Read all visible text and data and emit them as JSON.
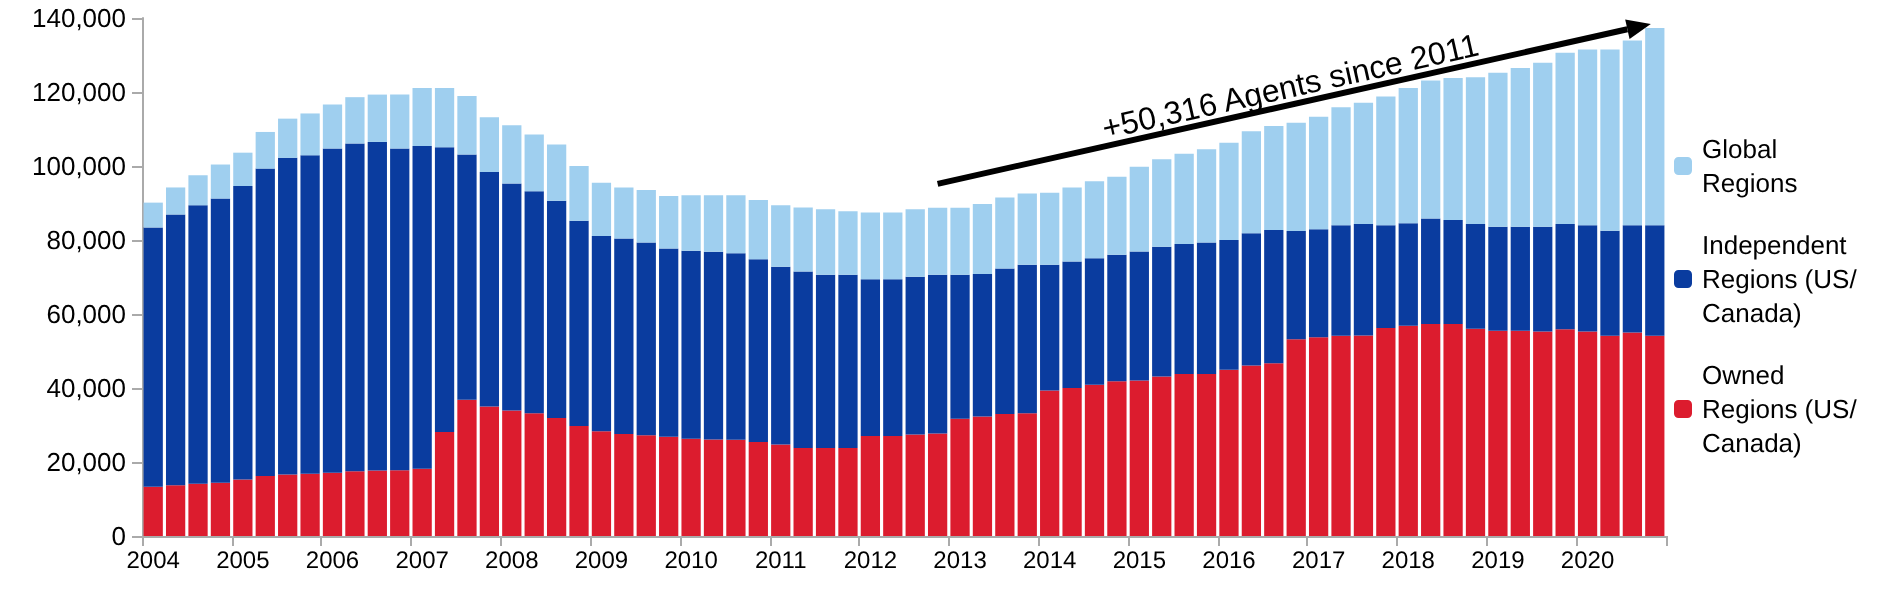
{
  "chart_data": {
    "type": "bar",
    "stacked": true,
    "legend": "right",
    "grid": false,
    "categories": [
      "2004",
      null,
      null,
      null,
      "2005",
      null,
      null,
      null,
      "2006",
      null,
      null,
      null,
      "2007",
      null,
      null,
      null,
      "2008",
      null,
      null,
      null,
      "2009",
      null,
      null,
      null,
      "2010",
      null,
      null,
      null,
      "2011",
      null,
      null,
      null,
      "2012",
      null,
      null,
      null,
      "2013",
      null,
      null,
      null,
      "2014",
      null,
      null,
      null,
      "2015",
      null,
      null,
      null,
      "2016",
      null,
      null,
      null,
      "2017",
      null,
      null,
      null,
      "2018",
      null,
      null,
      null,
      "2019",
      null,
      null,
      null,
      "2020",
      null,
      null,
      null
    ],
    "ylim": [
      0,
      140000
    ],
    "yticks": [
      {
        "value": 0,
        "label": "0"
      },
      {
        "value": 20000,
        "label": "20,000"
      },
      {
        "value": 40000,
        "label": "40,000"
      },
      {
        "value": 60000,
        "label": "60,000"
      },
      {
        "value": 80000,
        "label": "80,000"
      },
      {
        "value": 100000,
        "label": "100,000"
      },
      {
        "value": 120000,
        "label": "120,000"
      },
      {
        "value": 140000,
        "label": "140,000"
      }
    ],
    "series": [
      {
        "name": "Owned Regions (US/Canada)",
        "color": "#dc1c2e",
        "values": [
          13300,
          13700,
          14100,
          14400,
          15300,
          16200,
          16600,
          16800,
          17100,
          17500,
          17700,
          17800,
          18200,
          28100,
          36800,
          35000,
          33900,
          33200,
          31900,
          29700,
          28300,
          27600,
          27200,
          26800,
          26300,
          26100,
          26000,
          25400,
          24700,
          23800,
          23800,
          23800,
          27000,
          27000,
          27400,
          27700,
          31700,
          32300,
          33000,
          33200,
          39300,
          40000,
          40900,
          41800,
          42000,
          43100,
          43800,
          43800,
          44900,
          46100,
          46700,
          53200,
          53700,
          54100,
          54200,
          56200,
          56800,
          57300,
          57300,
          56000,
          55500,
          55500,
          55300,
          55900,
          55300,
          54100,
          55000,
          54100
        ]
      },
      {
        "name": "Independent Regions (US/Canada)",
        "color": "#0a3c9f",
        "values": [
          70100,
          73200,
          75300,
          76800,
          79300,
          83100,
          85600,
          86100,
          87600,
          88600,
          88800,
          86900,
          87200,
          77000,
          66300,
          63400,
          61400,
          60000,
          58700,
          55500,
          52800,
          52800,
          52100,
          50900,
          50800,
          50700,
          50400,
          49400,
          48100,
          47700,
          46800,
          46800,
          42400,
          42400,
          42700,
          42900,
          38900,
          38500,
          39300,
          40100,
          34000,
          34200,
          34200,
          34200,
          34900,
          35100,
          35100,
          35500,
          35100,
          35700,
          36000,
          29200,
          29200,
          29900,
          30100,
          27800,
          27700,
          28500,
          28100,
          28300,
          28100,
          28100,
          28300,
          28400,
          28700,
          28400,
          29000,
          29900
        ]
      },
      {
        "name": "Global Regions",
        "color": "#9fcfef",
        "values": [
          6700,
          7300,
          8100,
          9200,
          9000,
          9900,
          10600,
          11300,
          11900,
          12500,
          12800,
          14600,
          15700,
          16000,
          15800,
          14800,
          15700,
          15300,
          15200,
          14800,
          14400,
          13800,
          14200,
          14200,
          15000,
          15300,
          15700,
          16000,
          16600,
          17300,
          17700,
          17200,
          18000,
          18000,
          18200,
          18100,
          18100,
          18900,
          19200,
          19300,
          19500,
          20000,
          20800,
          21100,
          22900,
          23600,
          24400,
          25200,
          26300,
          27600,
          28100,
          29300,
          30400,
          31900,
          32800,
          34800,
          36600,
          37300,
          38400,
          39700,
          41600,
          42900,
          44300,
          46300,
          47500,
          49000,
          49900,
          53300
        ]
      }
    ],
    "annotations": [
      "+50,316 Agents since 2011"
    ]
  }
}
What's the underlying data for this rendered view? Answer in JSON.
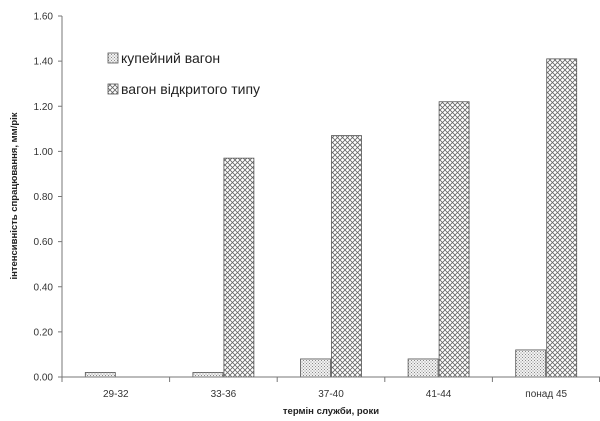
{
  "chart_data": {
    "type": "bar",
    "categories": [
      "29-32",
      "33-36",
      "37-40",
      "41-44",
      "понад 45"
    ],
    "series": [
      {
        "name": "купейний вагон",
        "values": [
          0.02,
          0.02,
          0.08,
          0.08,
          0.12
        ]
      },
      {
        "name": "вагон відкритого типу",
        "values": [
          0.0,
          0.97,
          1.07,
          1.22,
          1.41
        ]
      }
    ],
    "xlabel": "термін служби, роки",
    "ylabel": "інтенсивність спрацювання, мм/рік",
    "ylim": [
      0,
      1.6
    ],
    "yticks": [
      "0.00",
      "0.20",
      "0.40",
      "0.60",
      "0.80",
      "1.00",
      "1.20",
      "1.40",
      "1.60"
    ],
    "grid": false,
    "legend_position": "top-left"
  }
}
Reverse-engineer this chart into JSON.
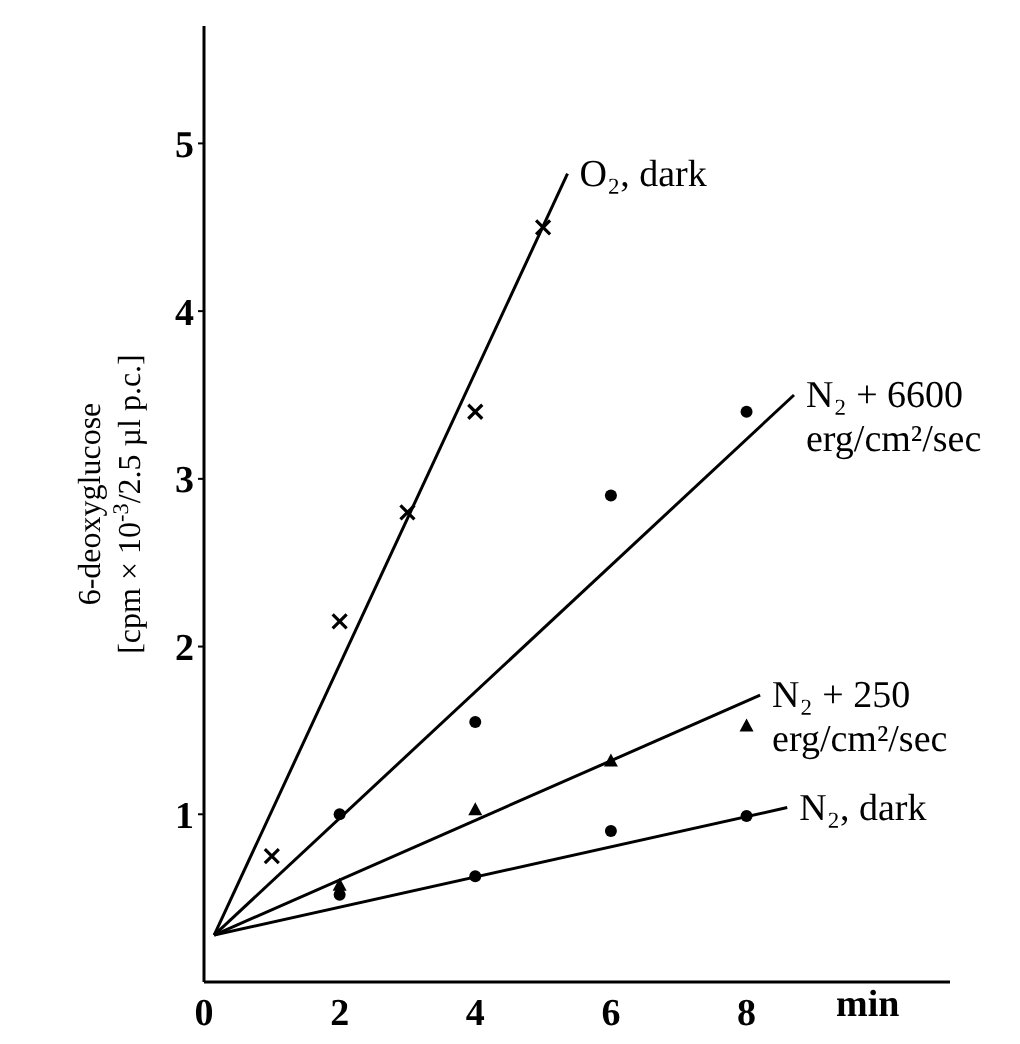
{
  "chart_data": {
    "type": "scatter",
    "xlabel": "min",
    "ylabel": "6-deoxyglucose [cpm × 10$^{-3}$/2.5 µl p.c.]",
    "xlim": [
      0,
      11
    ],
    "xticks": [
      0,
      2,
      4,
      6,
      8
    ],
    "ylim": [
      0,
      5.7
    ],
    "yticks": [
      1,
      2,
      3,
      4,
      5
    ],
    "grid": false,
    "legend": false,
    "series": [
      {
        "marker": "cross",
        "color": "#000000",
        "x": [
          1,
          2,
          3,
          4,
          5
        ],
        "values": [
          0.75,
          2.15,
          2.8,
          3.4,
          4.5
        ]
      },
      {
        "marker": "circle",
        "color": "#000000",
        "x": [
          2,
          4,
          6,
          8
        ],
        "values": [
          1.0,
          1.55,
          2.9,
          3.4
        ]
      },
      {
        "marker": "triangle",
        "color": "#000000",
        "x": [
          2,
          4,
          6,
          8
        ],
        "values": [
          0.58,
          1.03,
          1.32,
          1.53
        ]
      },
      {
        "marker": "circle",
        "color": "#000000",
        "x": [
          2,
          4,
          6,
          8
        ],
        "values": [
          0.52,
          0.63,
          0.9,
          0.99
        ]
      },
      {
        "type": "line",
        "name": "O₂, dark",
        "color": "#000000",
        "marker": "none",
        "x": [
          0.15,
          5.36
        ],
        "values": [
          0.28,
          4.82
        ]
      },
      {
        "type": "line",
        "name": "N₂ + 6600 erg/cm²/sec",
        "color": "#000000",
        "marker": "none",
        "x": [
          0.15,
          8.7
        ],
        "values": [
          0.28,
          3.5
        ]
      },
      {
        "type": "line",
        "name": "N₂ + 250 erg/cm²/sec",
        "color": "#000000",
        "marker": "none",
        "x": [
          0.15,
          8.2
        ],
        "values": [
          0.28,
          1.71
        ]
      },
      {
        "type": "line",
        "name": "N₂, dark",
        "color": "#000000",
        "marker": "none",
        "x": [
          0.15,
          8.6
        ],
        "values": [
          0.28,
          1.04
        ]
      }
    ]
  }
}
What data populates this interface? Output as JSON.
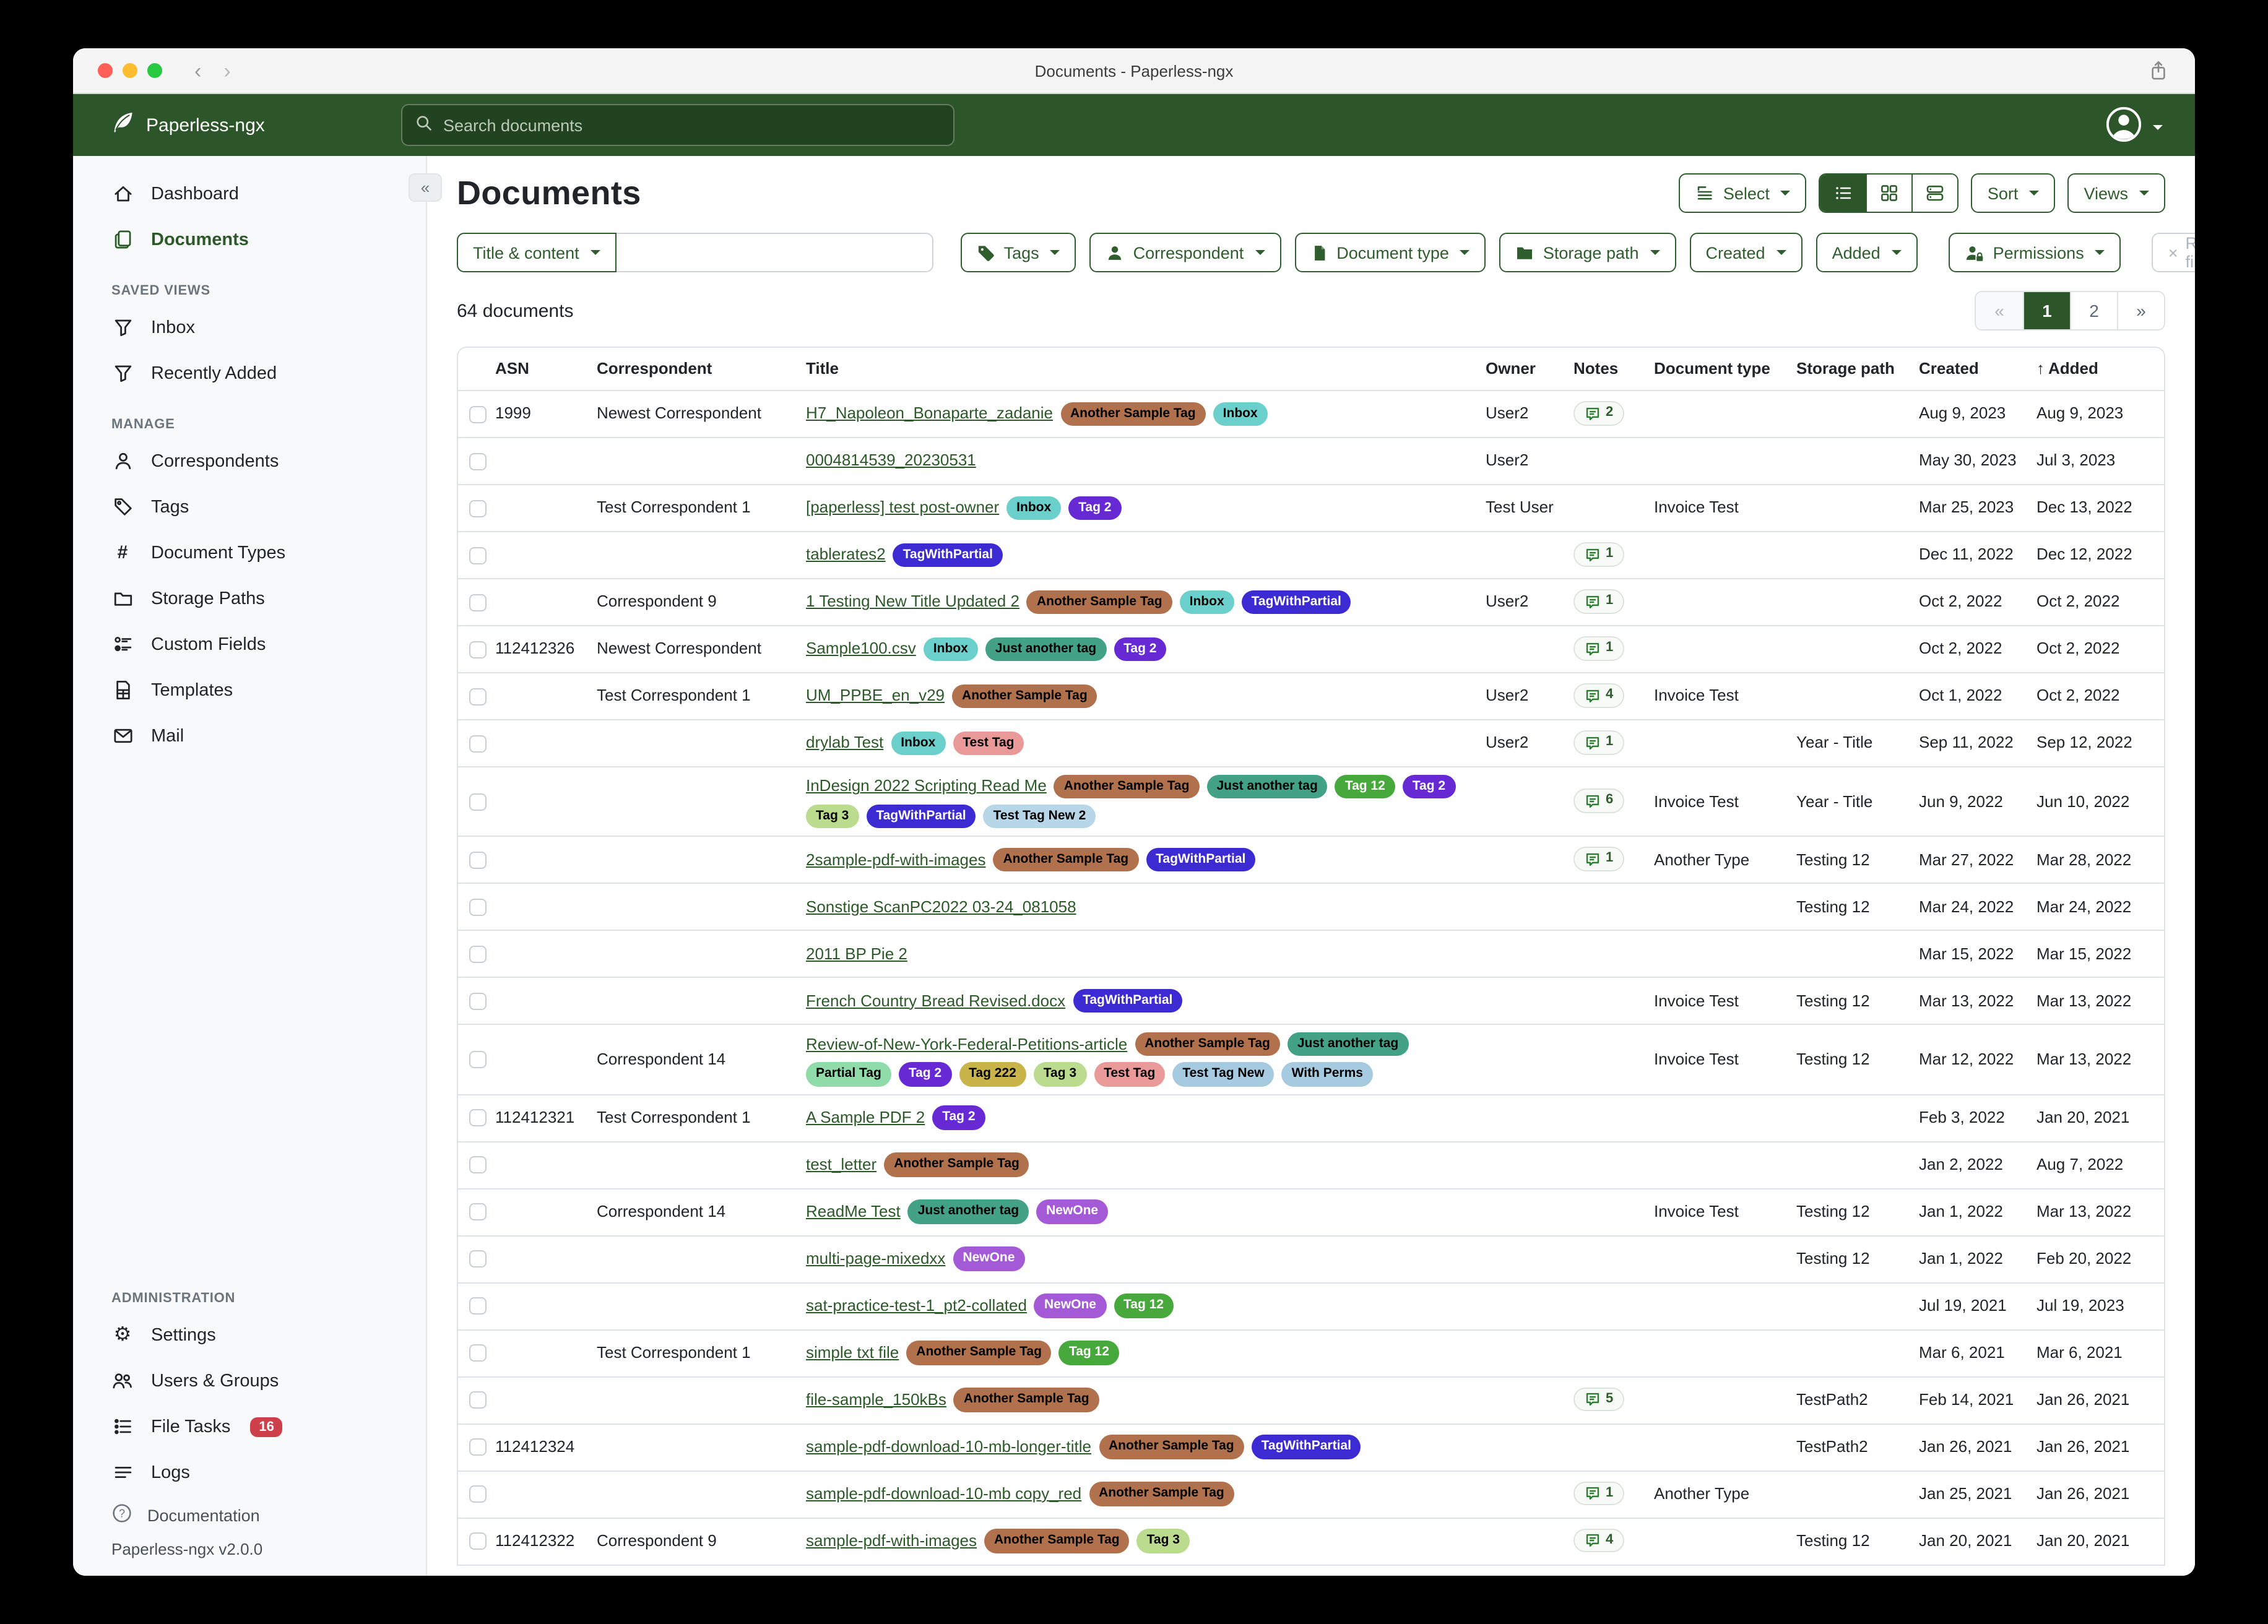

───

▸ Directions for this task:
Sift through the entries and copy every line with "Canada".

▸ Answer for the task:
        "name": "Owned Regions (US/Canada)",
        "name": "Independent Regions (US/Canada)",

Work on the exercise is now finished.